> _Supplied passage_
-*-*-
Gave away two new Thomas sets, they both have spots where the engine stops as does one from last year.  Did anyone actually test this track prior to the redesigned production?

Is there a YouTube video link I can send them which shows how to crimp the ends?

Hi, I actually watched this video today - https://youtu.be/pfI7968aPhg.  I hope that helps a bit.  My goal for the copper tape was to help snug the pins that touch, I have not used any of it yet, but will try and remember to report back after I give it a go with the tape I found.

Tracker John posted:

We have two applications of foil tape discussed here.  The first is track power which can demand considerable amperage and I doubt 1/8" foil tape is suitable to feed track power unless other paths exist for power distribution.  As a quick fix for a weak Fastrack section without pulling up the track and adding decent power feeds, it should work Ok.
-*-*-
> _Entries provided_
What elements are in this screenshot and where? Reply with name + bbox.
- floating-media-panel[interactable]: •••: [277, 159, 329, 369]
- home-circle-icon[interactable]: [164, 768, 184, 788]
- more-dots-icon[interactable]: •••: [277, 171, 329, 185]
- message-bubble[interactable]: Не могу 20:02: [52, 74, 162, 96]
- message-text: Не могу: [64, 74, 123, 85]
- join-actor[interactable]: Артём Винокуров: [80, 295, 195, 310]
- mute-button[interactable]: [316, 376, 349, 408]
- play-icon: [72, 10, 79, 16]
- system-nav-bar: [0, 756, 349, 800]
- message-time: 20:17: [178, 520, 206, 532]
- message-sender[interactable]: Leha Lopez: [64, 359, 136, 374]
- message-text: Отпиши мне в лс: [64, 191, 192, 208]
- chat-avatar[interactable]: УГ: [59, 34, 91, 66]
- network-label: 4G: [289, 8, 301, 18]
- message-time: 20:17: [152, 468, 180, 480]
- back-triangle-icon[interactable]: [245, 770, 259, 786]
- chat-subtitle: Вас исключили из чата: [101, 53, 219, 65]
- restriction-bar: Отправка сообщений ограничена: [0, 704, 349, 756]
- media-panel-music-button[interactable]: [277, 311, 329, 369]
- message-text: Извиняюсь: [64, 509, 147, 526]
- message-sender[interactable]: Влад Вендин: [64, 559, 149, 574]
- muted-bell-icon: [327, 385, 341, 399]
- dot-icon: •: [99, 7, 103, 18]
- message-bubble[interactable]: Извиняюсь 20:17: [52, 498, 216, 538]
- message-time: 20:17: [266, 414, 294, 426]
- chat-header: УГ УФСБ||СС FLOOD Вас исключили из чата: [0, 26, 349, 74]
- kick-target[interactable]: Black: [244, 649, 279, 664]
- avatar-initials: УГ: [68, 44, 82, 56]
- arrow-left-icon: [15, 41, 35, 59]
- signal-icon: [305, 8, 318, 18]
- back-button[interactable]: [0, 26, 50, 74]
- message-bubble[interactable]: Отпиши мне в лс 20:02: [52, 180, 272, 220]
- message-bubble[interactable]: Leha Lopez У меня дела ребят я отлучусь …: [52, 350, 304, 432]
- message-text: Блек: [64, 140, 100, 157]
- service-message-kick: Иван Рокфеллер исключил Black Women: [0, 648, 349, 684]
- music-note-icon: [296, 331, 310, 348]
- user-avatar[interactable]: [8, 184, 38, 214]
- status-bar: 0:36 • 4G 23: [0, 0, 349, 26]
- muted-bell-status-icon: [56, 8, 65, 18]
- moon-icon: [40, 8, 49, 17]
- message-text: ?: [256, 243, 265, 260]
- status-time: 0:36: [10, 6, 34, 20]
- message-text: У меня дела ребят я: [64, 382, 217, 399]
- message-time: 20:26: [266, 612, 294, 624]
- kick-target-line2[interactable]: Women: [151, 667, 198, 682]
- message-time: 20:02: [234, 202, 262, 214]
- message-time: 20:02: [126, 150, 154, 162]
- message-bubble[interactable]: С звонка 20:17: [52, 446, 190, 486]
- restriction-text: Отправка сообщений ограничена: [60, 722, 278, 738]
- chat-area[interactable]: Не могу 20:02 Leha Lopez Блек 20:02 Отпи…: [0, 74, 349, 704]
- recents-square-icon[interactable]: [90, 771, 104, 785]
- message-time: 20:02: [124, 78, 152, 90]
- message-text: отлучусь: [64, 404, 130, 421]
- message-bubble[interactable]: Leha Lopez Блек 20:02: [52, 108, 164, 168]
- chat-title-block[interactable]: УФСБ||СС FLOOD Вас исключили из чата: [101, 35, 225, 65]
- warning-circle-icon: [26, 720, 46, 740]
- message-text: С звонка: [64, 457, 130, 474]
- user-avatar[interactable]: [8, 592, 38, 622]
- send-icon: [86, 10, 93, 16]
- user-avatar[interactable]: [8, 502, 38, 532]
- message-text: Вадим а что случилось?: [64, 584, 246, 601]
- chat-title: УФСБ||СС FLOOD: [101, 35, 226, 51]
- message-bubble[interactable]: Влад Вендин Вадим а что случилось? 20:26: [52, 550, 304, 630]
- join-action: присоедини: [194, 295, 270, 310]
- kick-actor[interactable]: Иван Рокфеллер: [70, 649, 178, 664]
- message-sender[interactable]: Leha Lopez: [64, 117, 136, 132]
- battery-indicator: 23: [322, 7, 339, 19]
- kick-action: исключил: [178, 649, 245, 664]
-*-*-
> _Your tasks_
1: Answer these questions about the toy train track discussion.
(a) How many new Thomas sets did the first poster give away?
(b) What did the poster who shared the video want the copper tape to do?
(c) What width of foil tape does Tracker John doubt is suitable for feeding track power?
2: Continue the toy train track discussion from the point where it stops.

> _Results by task_
1:
(a) Two.
(b) Help snug the pins that touch.
(c) 1/8" foil tape.

2:
For adding a TMCC ground plane, foil tape is a good way to stick the ground plane conductor to the underside of the track support (plywood or whatever).  Aluminum foil duct tape is OK but the 2" width is not appropriate in many situations.  Copper foil in 1/4" to 1/2" widths is easy to apply and hide.  Considering the time and effort of securing and hiding insulated wire ground plane on elevated track, I'll go with copper tape and get the job finished quickly.

 

 

Once the wire is in place under the plywood subroadbed, the plan is it will be hidden by the overlaying scenery in most places.  On the planned trestle .. still thinking about that part.  Foil would show for sure, maybe the wire can be somewhat hidden.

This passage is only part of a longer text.